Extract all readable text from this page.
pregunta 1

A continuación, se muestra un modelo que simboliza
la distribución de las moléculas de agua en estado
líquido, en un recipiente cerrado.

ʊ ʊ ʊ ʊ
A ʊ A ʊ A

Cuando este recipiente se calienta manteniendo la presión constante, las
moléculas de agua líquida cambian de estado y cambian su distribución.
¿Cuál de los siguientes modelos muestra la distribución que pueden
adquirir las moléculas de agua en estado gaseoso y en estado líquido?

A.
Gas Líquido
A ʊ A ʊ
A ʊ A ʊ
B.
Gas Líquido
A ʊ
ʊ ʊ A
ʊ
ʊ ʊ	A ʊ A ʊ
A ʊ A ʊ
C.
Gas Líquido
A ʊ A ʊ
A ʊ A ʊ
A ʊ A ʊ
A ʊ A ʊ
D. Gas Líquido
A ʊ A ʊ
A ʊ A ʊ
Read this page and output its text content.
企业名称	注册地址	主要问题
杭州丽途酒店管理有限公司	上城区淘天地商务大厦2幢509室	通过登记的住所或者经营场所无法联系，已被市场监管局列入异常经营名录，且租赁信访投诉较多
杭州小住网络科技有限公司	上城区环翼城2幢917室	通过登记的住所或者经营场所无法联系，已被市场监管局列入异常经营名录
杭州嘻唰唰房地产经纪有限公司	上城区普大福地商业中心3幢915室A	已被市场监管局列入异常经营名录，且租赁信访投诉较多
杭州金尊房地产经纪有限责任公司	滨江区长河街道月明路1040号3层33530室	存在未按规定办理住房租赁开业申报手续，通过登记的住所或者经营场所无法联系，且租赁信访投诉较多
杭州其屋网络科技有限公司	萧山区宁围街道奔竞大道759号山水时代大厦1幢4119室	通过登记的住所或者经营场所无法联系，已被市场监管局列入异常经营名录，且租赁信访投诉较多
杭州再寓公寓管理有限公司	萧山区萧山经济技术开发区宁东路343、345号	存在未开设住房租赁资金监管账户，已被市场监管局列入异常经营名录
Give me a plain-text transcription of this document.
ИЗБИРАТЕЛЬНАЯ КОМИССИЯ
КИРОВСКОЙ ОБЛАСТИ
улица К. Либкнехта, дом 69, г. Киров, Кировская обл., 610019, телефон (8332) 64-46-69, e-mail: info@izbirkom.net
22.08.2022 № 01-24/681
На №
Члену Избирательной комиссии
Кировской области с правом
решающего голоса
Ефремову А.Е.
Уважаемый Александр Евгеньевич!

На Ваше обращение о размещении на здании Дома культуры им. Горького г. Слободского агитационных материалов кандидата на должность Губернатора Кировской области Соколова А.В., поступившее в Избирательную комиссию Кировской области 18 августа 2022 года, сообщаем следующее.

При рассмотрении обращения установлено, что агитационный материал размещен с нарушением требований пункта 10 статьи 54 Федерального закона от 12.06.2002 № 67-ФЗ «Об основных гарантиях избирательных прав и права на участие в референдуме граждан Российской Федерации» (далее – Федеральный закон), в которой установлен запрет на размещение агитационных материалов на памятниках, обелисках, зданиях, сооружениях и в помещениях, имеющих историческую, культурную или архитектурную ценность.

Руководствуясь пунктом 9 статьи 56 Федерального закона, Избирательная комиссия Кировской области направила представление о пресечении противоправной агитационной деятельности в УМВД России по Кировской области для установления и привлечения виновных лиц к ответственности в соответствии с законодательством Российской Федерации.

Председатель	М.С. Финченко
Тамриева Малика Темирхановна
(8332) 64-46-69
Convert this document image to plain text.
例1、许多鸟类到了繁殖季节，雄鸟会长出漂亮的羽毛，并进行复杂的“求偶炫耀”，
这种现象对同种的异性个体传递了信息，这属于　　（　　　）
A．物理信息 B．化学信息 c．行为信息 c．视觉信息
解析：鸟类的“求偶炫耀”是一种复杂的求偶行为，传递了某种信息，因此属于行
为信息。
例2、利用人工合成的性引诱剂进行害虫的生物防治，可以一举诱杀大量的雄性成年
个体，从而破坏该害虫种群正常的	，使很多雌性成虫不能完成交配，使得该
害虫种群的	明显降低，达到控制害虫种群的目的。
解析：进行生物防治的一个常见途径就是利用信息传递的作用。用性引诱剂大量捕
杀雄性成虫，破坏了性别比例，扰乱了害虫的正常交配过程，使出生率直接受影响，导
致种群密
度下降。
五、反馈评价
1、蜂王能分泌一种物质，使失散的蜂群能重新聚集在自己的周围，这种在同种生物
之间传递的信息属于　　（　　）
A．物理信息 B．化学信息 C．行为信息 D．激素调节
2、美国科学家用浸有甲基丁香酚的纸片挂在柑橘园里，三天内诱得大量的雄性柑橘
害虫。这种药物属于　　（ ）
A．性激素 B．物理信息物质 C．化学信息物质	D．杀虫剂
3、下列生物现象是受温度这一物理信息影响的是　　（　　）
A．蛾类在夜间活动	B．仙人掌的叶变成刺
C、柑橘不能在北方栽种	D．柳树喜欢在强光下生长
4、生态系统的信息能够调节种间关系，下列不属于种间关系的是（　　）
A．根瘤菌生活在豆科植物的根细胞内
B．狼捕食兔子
-----
● What the task asks
Without leaving anything out, give the entries again exactly.

● Exercise solution
Extract all readable text from this page.
pregunta 1

A continuación, se muestra un modelo que simboliza
la distribución de las moléculas de agua en estado
líquido, en un recipiente cerrado.

ʊ ʊ ʊ ʊ
A ʊ A ʊ A

Cuando este recipiente se calienta manteniendo la presión constante, las
moléculas de agua líquida cambian de estado y cambian su distribución.
¿Cuál de los siguientes modelos muestra la distribución que pueden
adquirir las moléculas de agua en estado gaseoso y en estado líquido?

A.
Gas Líquido
A ʊ A ʊ
A ʊ A ʊ
B.
Gas Líquido
A ʊ
ʊ ʊ A
ʊ
ʊ ʊ	A ʊ A ʊ
A ʊ A ʊ
C.
Gas Líquido
A ʊ A ʊ
A ʊ A ʊ
A ʊ A ʊ
A ʊ A ʊ
D. Gas Líquido
A ʊ A ʊ
A ʊ A ʊ
Read this page and output its text content.
企业名称	注册地址	主要问题
杭州丽途酒店管理有限公司	上城区淘天地商务大厦2幢509室	通过登记的住所或者经营场所无法联系，已被市场监管局列入异常经营名录，且租赁信访投诉较多
杭州小住网络科技有限公司	上城区环翼城2幢917室	通过登记的住所或者经营场所无法联系，已被市场监管局列入异常经营名录
杭州嘻唰唰房地产经纪有限公司	上城区普大福地商业中心3幢915室A	已被市场监管局列入异常经营名录，且租赁信访投诉较多
杭州金尊房地产经纪有限责任公司	滨江区长河街道月明路1040号3层33530室	存在未按规定办理住房租赁开业申报手续，通过登记的住所或者经营场所无法联系，且租赁信访投诉较多
杭州其屋网络科技有限公司	萧山区宁围街道奔竞大道759号山水时代大厦1幢4119室	通过登记的住所或者经营场所无法联系，已被市场监管局列入异常经营名录，且租赁信访投诉较多
杭州再寓公寓管理有限公司	萧山区萧山经济技术开发区宁东路343、345号	存在未开设住房租赁资金监管账户，已被市场监管局列入异常经营名录
Give me a plain-text transcription of this document.
ИЗБИРАТЕЛЬНАЯ КОМИССИЯ
КИРОВСКОЙ ОБЛАСТИ
улица К. Либкнехта, дом 69, г. Киров, Кировская обл., 610019, телефон (8332) 64-46-69, e-mail: info@izbirkom.net
22.08.2022 № 01-24/681
На №
Члену Избирательной комиссии
Кировской области с правом
решающего голоса
Ефремову А.Е.
Уважаемый Александр Евгеньевич!

На Ваше обращение о размещении на здании Дома культуры им. Горького г. Слободского агитационных материалов кандидата на должность Губернатора Кировской области Соколова А.В., поступившее в Избирательную комиссию Кировской области 18 августа 2022 года, сообщаем следующее.

При рассмотрении обращения установлено, что агитационный материал размещен с нарушением требований пункта 10 статьи 54 Федерального закона от 12.06.2002 № 67-ФЗ «Об основных гарантиях избирательных прав и права на участие в референдуме граждан Российской Федерации» (далее – Федеральный закон), в которой установлен запрет на размещение агитационных материалов на памятниках, обелисках, зданиях, сооружениях и в помещениях, имеющих историческую, культурную или архитектурную ценность.

Руководствуясь пунктом 9 статьи 56 Федерального закона, Избирательная комиссия Кировской области направила представление о пресечении противоправной агитационной деятельности в УМВД России по Кировской области для установления и привлечения виновных лиц к ответственности в соответствии с законодательством Российской Федерации.

Председатель	М.С. Финченко
Тамриева Малика Темирхановна
(8332) 64-46-69
Convert this document image to plain text.
例1、许多鸟类到了繁殖季节，雄鸟会长出漂亮的羽毛，并进行复杂的“求偶炫耀”，
这种现象对同种的异性个体传递了信息，这属于　　（　　　）
A．物理信息 B．化学信息 c．行为信息 c．视觉信息
解析：鸟类的“求偶炫耀”是一种复杂的求偶行为，传递了某种信息，因此属于行
为信息。
例2、利用人工合成的性引诱剂进行害虫的生物防治，可以一举诱杀大量的雄性成年
个体，从而破坏该害虫种群正常的	，使很多雌性成虫不能完成交配，使得该
害虫种群的	明显降低，达到控制害虫种群的目的。
解析：进行生物防治的一个常见途径就是利用信息传递的作用。用性引诱剂大量捕
杀雄性成虫，破坏了性别比例，扰乱了害虫的正常交配过程，使出生率直接受影响，导
致种群密
度下降。
五、反馈评价
1、蜂王能分泌一种物质，使失散的蜂群能重新聚集在自己的周围，这种在同种生物
之间传递的信息属于　　（　　）
A．物理信息 B．化学信息 C．行为信息 D．激素调节
2、美国科学家用浸有甲基丁香酚的纸片挂在柑橘园里，三天内诱得大量的雄性柑橘
害虫。这种药物属于　　（ ）
A．性激素 B．物理信息物质 C．化学信息物质	D．杀虫剂
3、下列生物现象是受温度这一物理信息影响的是　　（　　）
A．蛾类在夜间活动	B．仙人掌的叶变成刺
C、柑橘不能在北方栽种	D．柳树喜欢在强光下生长
4、生态系统的信息能够调节种间关系，下列不属于种间关系的是（　　）
A．根瘤菌生活在豆科植物的根细胞内
B．狼捕食兔子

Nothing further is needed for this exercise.